Provided records –
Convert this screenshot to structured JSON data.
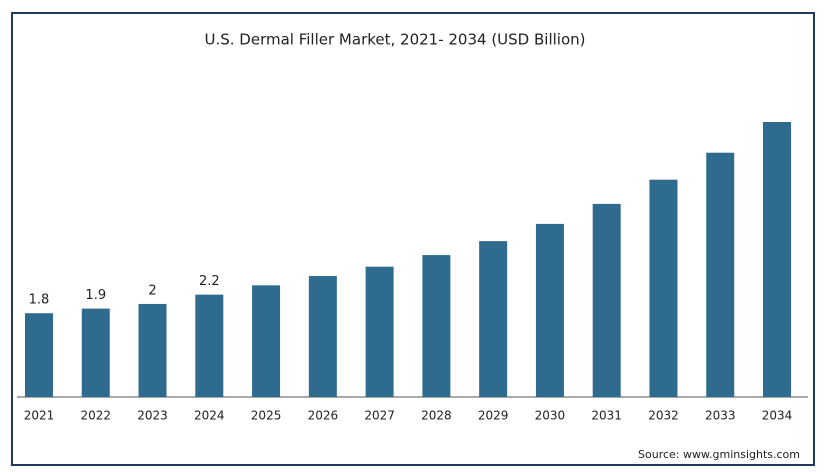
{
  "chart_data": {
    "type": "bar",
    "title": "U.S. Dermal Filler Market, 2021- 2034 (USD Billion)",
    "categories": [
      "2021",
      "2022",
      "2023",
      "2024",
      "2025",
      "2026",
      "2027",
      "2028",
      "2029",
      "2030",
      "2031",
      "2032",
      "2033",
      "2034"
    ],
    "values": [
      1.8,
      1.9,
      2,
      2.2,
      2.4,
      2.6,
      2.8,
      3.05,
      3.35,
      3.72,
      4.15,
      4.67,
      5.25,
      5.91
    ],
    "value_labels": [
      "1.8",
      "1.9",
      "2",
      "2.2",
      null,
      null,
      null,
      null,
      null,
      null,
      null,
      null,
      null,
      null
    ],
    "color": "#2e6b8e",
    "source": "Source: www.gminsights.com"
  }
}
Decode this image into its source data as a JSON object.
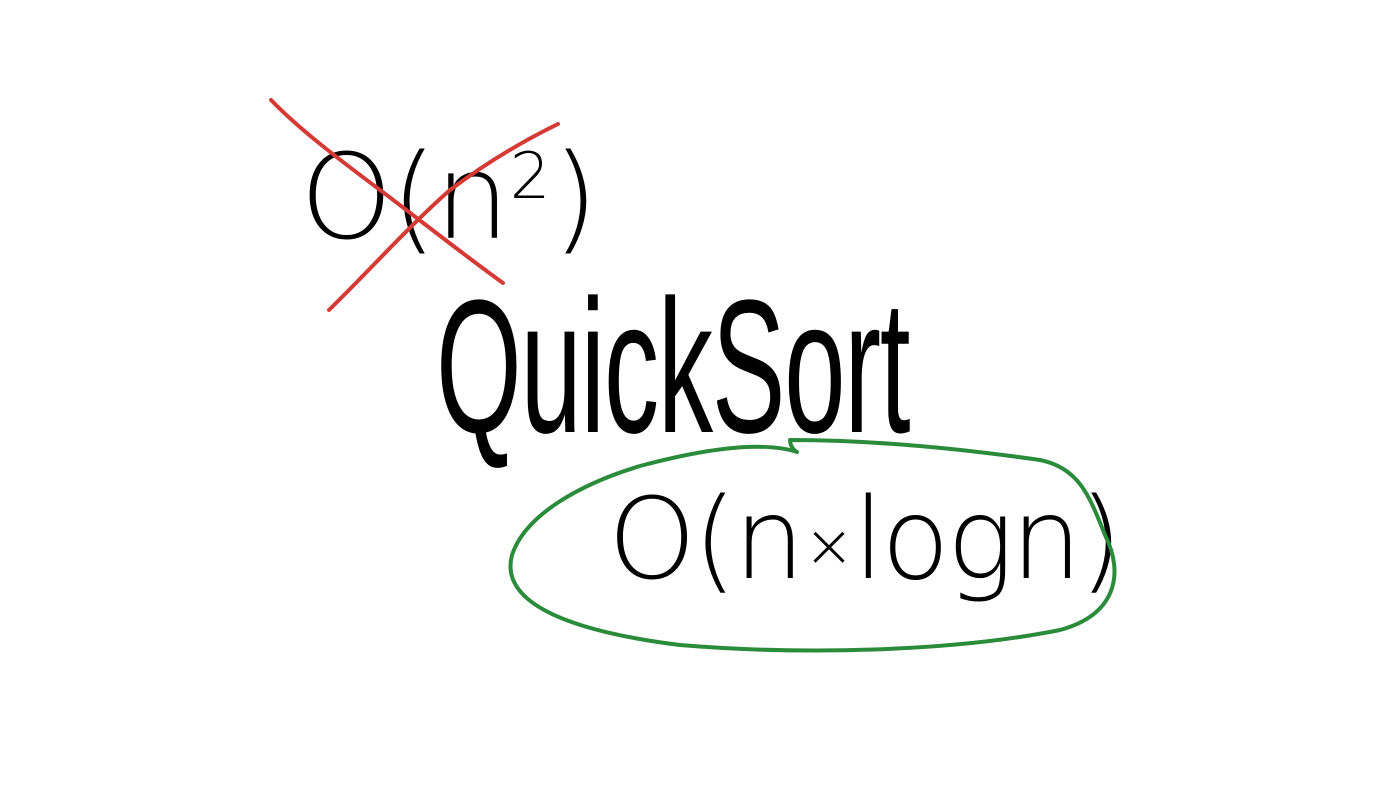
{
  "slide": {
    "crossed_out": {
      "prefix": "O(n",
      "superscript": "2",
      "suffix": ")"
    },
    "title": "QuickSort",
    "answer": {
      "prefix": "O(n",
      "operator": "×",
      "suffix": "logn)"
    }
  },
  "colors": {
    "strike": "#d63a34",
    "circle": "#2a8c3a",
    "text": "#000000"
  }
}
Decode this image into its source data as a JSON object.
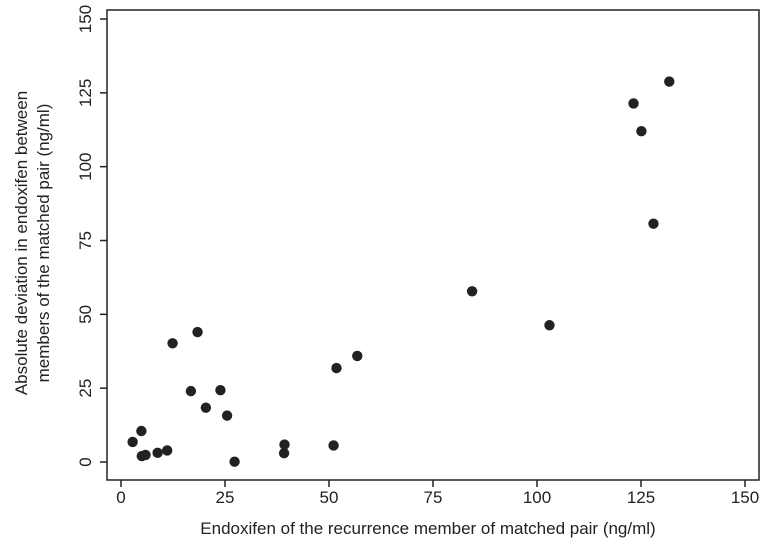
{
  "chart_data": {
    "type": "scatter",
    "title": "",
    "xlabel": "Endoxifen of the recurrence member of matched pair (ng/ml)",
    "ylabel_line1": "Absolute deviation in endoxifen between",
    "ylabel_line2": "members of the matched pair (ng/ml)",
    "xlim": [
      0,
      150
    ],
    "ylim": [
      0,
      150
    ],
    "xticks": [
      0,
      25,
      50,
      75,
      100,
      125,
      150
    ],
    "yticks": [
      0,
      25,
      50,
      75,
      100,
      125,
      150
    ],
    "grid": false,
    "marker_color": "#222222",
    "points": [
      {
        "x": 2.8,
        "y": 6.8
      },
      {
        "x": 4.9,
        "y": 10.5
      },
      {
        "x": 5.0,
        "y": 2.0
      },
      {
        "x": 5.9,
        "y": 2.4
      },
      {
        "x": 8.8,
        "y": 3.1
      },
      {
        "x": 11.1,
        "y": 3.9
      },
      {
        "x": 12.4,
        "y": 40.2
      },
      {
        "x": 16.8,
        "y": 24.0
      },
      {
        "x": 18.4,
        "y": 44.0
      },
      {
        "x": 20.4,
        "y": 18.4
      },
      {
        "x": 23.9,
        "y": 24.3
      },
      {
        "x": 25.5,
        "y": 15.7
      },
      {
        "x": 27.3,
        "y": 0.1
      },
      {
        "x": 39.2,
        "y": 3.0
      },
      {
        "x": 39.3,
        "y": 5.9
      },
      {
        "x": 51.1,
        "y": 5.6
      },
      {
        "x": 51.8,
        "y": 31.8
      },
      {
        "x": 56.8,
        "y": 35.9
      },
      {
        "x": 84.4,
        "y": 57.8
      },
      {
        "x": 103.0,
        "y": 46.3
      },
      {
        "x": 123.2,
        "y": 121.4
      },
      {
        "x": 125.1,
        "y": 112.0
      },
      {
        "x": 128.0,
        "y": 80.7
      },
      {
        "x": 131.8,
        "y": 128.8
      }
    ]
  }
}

Exercise requirements –
What is the number of lines in this listing that contain the word "title"? Answer with that number and nothing else.

Written solution –
3